# Dataset records

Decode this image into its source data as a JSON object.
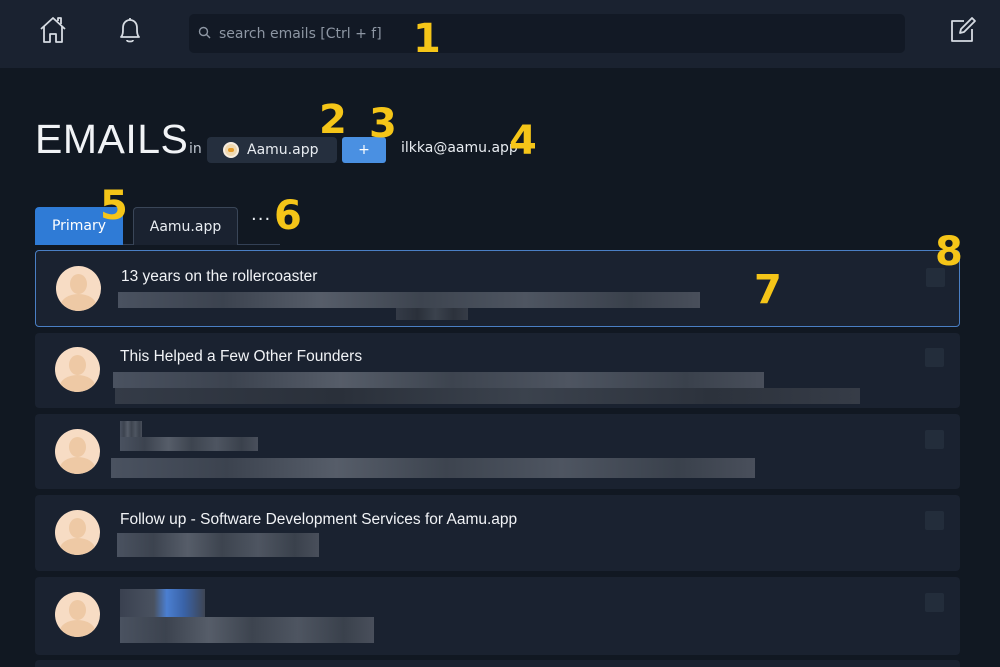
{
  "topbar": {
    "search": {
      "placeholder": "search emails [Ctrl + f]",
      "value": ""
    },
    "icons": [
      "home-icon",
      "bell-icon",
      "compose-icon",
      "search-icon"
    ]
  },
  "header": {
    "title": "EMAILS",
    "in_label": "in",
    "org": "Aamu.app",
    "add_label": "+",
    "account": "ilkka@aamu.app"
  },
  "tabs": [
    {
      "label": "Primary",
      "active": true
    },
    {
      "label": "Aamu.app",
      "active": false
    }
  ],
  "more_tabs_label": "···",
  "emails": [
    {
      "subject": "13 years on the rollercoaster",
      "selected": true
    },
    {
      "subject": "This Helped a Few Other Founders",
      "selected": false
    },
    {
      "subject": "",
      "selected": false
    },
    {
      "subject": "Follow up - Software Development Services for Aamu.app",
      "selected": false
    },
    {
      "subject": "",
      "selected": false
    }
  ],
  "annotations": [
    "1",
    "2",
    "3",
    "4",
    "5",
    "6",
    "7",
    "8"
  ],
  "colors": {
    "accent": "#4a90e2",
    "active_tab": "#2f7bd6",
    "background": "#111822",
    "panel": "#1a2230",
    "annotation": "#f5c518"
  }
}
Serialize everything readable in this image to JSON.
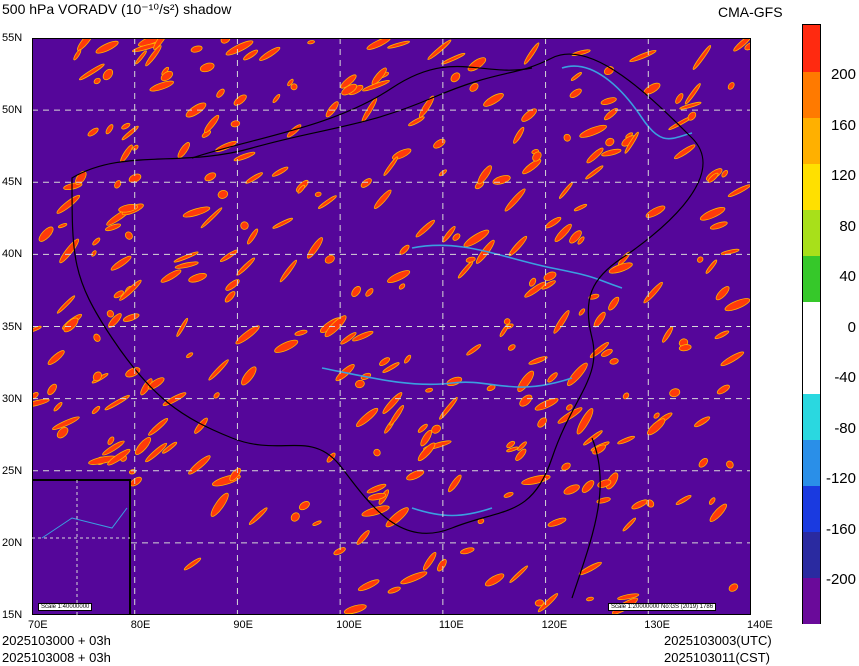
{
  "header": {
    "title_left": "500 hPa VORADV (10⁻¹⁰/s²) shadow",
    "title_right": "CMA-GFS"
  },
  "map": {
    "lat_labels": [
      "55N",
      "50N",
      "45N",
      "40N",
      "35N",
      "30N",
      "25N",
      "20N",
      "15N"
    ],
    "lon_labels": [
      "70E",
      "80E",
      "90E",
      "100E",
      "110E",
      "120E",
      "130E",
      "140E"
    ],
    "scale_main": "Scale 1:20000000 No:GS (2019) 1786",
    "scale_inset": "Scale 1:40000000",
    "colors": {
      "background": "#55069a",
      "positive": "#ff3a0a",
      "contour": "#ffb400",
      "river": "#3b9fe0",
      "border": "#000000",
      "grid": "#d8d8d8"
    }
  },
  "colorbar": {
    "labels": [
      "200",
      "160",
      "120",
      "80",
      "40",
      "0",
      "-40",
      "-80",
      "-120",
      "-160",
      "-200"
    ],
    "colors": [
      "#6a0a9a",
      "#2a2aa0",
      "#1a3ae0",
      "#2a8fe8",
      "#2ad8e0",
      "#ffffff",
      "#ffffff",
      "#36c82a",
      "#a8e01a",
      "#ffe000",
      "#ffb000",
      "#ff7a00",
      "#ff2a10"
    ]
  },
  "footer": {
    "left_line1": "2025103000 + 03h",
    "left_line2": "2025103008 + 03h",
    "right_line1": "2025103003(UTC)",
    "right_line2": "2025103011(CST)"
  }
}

# WHAT TO DO
In the entries above, count each line with "JSON"; reply with the total only.

# TASK RESULT
2